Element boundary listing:
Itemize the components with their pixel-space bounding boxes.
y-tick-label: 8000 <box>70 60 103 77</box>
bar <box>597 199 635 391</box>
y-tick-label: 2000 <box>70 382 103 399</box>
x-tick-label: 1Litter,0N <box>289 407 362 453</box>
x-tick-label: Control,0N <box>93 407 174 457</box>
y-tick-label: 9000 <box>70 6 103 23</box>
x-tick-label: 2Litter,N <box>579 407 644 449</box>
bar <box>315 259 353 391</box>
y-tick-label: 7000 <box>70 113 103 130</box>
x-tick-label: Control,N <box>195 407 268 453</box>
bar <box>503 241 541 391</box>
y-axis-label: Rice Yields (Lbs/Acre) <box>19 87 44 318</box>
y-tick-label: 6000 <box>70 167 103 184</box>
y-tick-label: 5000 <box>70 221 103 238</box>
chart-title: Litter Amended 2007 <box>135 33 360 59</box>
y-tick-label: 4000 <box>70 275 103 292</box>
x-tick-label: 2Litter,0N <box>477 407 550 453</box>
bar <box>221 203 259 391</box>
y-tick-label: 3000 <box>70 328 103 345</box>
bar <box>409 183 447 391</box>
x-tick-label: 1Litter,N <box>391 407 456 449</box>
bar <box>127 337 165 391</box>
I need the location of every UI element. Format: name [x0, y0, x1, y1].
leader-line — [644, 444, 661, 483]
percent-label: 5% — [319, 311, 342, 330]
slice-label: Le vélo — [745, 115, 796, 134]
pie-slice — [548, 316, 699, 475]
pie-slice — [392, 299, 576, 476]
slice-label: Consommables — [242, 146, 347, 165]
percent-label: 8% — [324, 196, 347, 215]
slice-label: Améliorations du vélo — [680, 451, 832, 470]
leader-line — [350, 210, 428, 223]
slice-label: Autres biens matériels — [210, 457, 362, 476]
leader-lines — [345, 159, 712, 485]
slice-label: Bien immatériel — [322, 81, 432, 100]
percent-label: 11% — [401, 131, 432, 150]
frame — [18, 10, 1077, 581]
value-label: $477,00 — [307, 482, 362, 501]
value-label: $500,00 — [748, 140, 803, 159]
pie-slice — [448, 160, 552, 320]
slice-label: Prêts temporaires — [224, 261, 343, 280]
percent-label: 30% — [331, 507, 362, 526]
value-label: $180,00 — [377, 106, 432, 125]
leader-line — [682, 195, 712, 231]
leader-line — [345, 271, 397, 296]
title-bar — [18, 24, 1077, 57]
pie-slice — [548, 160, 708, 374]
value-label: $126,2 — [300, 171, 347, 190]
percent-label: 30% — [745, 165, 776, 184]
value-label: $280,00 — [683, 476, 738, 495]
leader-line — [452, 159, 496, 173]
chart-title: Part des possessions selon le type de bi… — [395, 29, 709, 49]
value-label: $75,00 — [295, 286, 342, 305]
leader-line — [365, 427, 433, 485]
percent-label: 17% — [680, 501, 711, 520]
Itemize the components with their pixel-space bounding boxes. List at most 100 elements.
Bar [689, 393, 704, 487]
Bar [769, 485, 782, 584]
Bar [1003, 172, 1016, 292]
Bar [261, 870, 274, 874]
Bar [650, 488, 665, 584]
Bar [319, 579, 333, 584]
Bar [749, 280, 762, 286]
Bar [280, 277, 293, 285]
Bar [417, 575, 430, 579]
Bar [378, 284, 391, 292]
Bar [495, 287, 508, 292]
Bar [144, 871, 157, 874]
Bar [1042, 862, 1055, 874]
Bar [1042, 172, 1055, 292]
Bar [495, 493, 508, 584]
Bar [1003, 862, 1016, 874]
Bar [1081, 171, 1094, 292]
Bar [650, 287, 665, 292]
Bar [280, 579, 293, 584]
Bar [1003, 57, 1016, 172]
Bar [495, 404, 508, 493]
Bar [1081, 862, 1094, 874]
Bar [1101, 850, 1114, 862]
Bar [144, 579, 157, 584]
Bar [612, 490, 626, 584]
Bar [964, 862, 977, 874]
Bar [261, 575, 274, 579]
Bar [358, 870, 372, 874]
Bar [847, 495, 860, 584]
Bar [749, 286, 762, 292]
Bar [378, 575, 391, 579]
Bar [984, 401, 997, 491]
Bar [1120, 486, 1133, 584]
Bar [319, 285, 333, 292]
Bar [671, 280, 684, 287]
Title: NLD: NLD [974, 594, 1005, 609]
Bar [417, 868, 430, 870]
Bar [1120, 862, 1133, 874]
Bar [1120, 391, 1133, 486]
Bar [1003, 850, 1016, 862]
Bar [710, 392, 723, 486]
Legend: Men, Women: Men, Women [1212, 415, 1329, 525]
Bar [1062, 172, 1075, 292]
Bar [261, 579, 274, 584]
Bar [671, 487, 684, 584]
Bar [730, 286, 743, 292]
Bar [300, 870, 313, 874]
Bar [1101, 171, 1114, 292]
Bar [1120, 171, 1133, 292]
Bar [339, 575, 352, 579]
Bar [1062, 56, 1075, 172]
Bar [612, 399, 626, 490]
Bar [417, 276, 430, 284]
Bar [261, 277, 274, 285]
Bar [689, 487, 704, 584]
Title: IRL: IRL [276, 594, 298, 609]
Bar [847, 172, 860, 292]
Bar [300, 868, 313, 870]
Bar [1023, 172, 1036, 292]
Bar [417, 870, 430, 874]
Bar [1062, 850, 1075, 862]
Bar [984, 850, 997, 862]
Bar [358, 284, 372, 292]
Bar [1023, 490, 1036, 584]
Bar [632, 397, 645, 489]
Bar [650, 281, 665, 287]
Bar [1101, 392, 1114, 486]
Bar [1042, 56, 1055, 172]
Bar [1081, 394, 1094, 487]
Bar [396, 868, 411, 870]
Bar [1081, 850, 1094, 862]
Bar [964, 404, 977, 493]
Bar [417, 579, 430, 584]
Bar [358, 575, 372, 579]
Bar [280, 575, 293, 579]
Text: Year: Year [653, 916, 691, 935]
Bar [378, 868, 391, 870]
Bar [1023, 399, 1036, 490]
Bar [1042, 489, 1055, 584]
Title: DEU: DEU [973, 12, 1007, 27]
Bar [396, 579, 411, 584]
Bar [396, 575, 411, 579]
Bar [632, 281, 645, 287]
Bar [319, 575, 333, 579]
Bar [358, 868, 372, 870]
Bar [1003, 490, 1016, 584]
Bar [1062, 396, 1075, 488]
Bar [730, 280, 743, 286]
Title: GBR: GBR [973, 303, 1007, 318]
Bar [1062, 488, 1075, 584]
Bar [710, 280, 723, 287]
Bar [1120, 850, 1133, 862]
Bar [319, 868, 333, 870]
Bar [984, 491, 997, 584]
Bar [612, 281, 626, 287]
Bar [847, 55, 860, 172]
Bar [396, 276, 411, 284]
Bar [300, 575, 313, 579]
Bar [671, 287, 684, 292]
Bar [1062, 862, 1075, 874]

THE REQUEST: Can you turn the lines of this listing into a numbered list, leaving out any blank lines?

ANSWER TO THE TASK:
1. Itemize the components with their pixel-space bounding boxes.
2. y-tick-label: 8000 <box>70 60 103 77</box>
3. bar <box>597 199 635 391</box>
4. y-tick-label: 2000 <box>70 382 103 399</box>
5. x-tick-label: 1Litter,0N <box>289 407 362 453</box>
6. x-tick-label: Control,0N <box>93 407 174 457</box>
7. y-tick-label: 9000 <box>70 6 103 23</box>
8. x-tick-label: 2Litter,N <box>579 407 644 449</box>
9. bar <box>315 259 353 391</box>
10. y-tick-label: 7000 <box>70 113 103 130</box>
11. x-tick-label: Control,N <box>195 407 268 453</box>
12. bar <box>503 241 541 391</box>
13. y-axis-label: Rice Yields (Lbs/Acre) <box>19 87 44 318</box>
14. y-tick-label: 6000 <box>70 167 103 184</box>
15. y-tick-label: 5000 <box>70 221 103 238</box>
16. chart-title: Litter Amended 2007 <box>135 33 360 59</box>
17. y-tick-label: 4000 <box>70 275 103 292</box>
18. x-tick-label: 2Litter,0N <box>477 407 550 453</box>
19. bar <box>221 203 259 391</box>
20. y-tick-label: 3000 <box>70 328 103 345</box>
21. bar <box>409 183 447 391</box>
22. x-tick-label: 1Litter,N <box>391 407 456 449</box>
23. bar <box>127 337 165 391</box>
24. I need the location of every UI element. Format: name [x0, y0, x1, y1].
25. leader-line — [644, 444, 661, 483]
26. percent-label: 5% — [319, 311, 342, 330]
27. slice-label: Le vélo — [745, 115, 796, 134]
28. pie-slice — [548, 316, 699, 475]
29. pie-slice — [392, 299, 576, 476]
30. slice-label: Consommables — [242, 146, 347, 165]
31. percent-label: 8% — [324, 196, 347, 215]
32. slice-label: Améliorations du vélo — [680, 451, 832, 470]
33. leader-line — [350, 210, 428, 223]
34. slice-label: Autres biens matériels — [210, 457, 362, 476]
35. leader-lines — [345, 159, 712, 485]
36. slice-label: Bien immatériel — [322, 81, 432, 100]
37. percent-label: 11% — [401, 131, 432, 150]
38. frame — [18, 10, 1077, 581]
39. value-label: $477,00 — [307, 482, 362, 501]
40. value-label: $500,00 — [748, 140, 803, 159]
41. pie-slice — [448, 160, 552, 320]
42. slice-label: Prêts temporaires — [224, 261, 343, 280]
43. percent-label: 30% — [331, 507, 362, 526]
44. value-label: $180,00 — [377, 106, 432, 125]
45. leader-line — [682, 195, 712, 231]
46. leader-line — [345, 271, 397, 296]
47. title-bar — [18, 24, 1077, 57]
48. pie-slice — [548, 160, 708, 374]
49. value-label: $126,2 — [300, 171, 347, 190]
50. percent-label: 30% — [745, 165, 776, 184]
51. value-label: $280,00 — [683, 476, 738, 495]
52. leader-line — [452, 159, 496, 173]
53. chart-title: Part des possessions selon le type de bi… — [395, 29, 709, 49]
54. value-label: $75,00 — [295, 286, 342, 305]
55. leader-line — [365, 427, 433, 485]
56. percent-label: 17% — [680, 501, 711, 520]
57. Itemize the components with their pixel-space bounding boxes. List at most 100 elements.
58. Bar [689, 393, 704, 487]
59. Bar [769, 485, 782, 584]
60. Bar [1003, 172, 1016, 292]
61. Bar [261, 870, 274, 874]
62. Bar [650, 488, 665, 584]
63. Bar [319, 579, 333, 584]
64. Bar [749, 280, 762, 286]
65. Bar [280, 277, 293, 285]
66. Bar [417, 575, 430, 579]
67. Bar [378, 284, 391, 292]
68. Bar [495, 287, 508, 292]
69. Bar [144, 871, 157, 874]
70. Bar [1042, 862, 1055, 874]
71. Bar [1042, 172, 1055, 292]
72. Bar [495, 493, 508, 584]
73. Bar [1003, 862, 1016, 874]
74. Bar [1081, 171, 1094, 292]
75. Bar [650, 287, 665, 292]
76. Bar [280, 579, 293, 584]
77. Bar [1003, 57, 1016, 172]
78. Bar [495, 404, 508, 493]
79. Bar [1081, 862, 1094, 874]
80. Bar [1101, 850, 1114, 862]
81. Bar [144, 579, 157, 584]
82. Bar [612, 490, 626, 584]
83. Bar [964, 862, 977, 874]
84. Bar [261, 575, 274, 579]
85. Bar [358, 870, 372, 874]
86. Bar [847, 495, 860, 584]
87. Bar [749, 286, 762, 292]
88. Bar [378, 575, 391, 579]
89. Bar [984, 401, 997, 491]
90. Bar [1120, 486, 1133, 584]
91. Bar [319, 285, 333, 292]
92. Bar [671, 280, 684, 287]
93. Title: NLD: NLD [974, 594, 1005, 609]
94. Bar [417, 868, 430, 870]
95. Bar [1120, 862, 1133, 874]
96. Bar [1120, 391, 1133, 486]
97. Bar [1003, 850, 1016, 862]
98. Bar [710, 392, 723, 486]
99. Legend: Men, Women: Men, Women [1212, 415, 1329, 525]
100. Bar [1062, 172, 1075, 292]
101. Bar [261, 579, 274, 584]
102. Bar [671, 487, 684, 584]
103. Bar [730, 286, 743, 292]
104. Bar [300, 870, 313, 874]
105. Bar [1101, 171, 1114, 292]
106. Bar [1120, 171, 1133, 292]
107. Bar [339, 575, 352, 579]
108. Bar [1062, 56, 1075, 172]
109. Bar [612, 399, 626, 490]
110. Bar [417, 276, 430, 284]
111. Bar [261, 277, 274, 285]
112. Bar [689, 487, 704, 584]
113. Title: IRL: IRL [276, 594, 298, 609]
114. Bar [847, 172, 860, 292]
115. Bar [300, 868, 313, 870]
116. Bar [1023, 172, 1036, 292]
117. Bar [417, 870, 430, 874]
118. Bar [1062, 850, 1075, 862]
119. Bar [984, 850, 997, 862]
120. Bar [358, 284, 372, 292]
121. Bar [1023, 490, 1036, 584]
122. Bar [632, 397, 645, 489]
123. Bar [650, 281, 665, 287]
124. Bar [1101, 392, 1114, 486]
125. Bar [1042, 56, 1055, 172]
126. Bar [1081, 394, 1094, 487]
127. Bar [396, 868, 411, 870]
128. Bar [1081, 850, 1094, 862]
129. Bar [964, 404, 977, 493]
130. Bar [417, 579, 430, 584]
131. Bar [358, 575, 372, 579]
132. Bar [280, 575, 293, 579]
133. Text: Year: Year [653, 916, 691, 935]
134. Bar [378, 868, 391, 870]
135. Bar [1023, 399, 1036, 490]
136. Bar [1042, 489, 1055, 584]
137. Title: DEU: DEU [973, 12, 1007, 27]
138. Bar [396, 579, 411, 584]
139. Bar [396, 575, 411, 579]
140. Bar [632, 281, 645, 287]
141. Bar [319, 575, 333, 579]
142. Bar [358, 868, 372, 870]
143. Bar [1003, 490, 1016, 584]
144. Bar [1062, 396, 1075, 488]
145. Bar [730, 280, 743, 286]
146. Title: GBR: GBR [973, 303, 1007, 318]
147. Bar [1062, 488, 1075, 584]
148. Bar [710, 280, 723, 287]
149. Bar [1120, 850, 1133, 862]
150. Bar [319, 868, 333, 870]
151. Bar [984, 491, 997, 584]
152. Bar [612, 281, 626, 287]
153. Bar [847, 55, 860, 172]
154. Bar [396, 276, 411, 284]
155. Bar [300, 575, 313, 579]
156. Bar [671, 287, 684, 292]
157. Bar [1062, 862, 1075, 874]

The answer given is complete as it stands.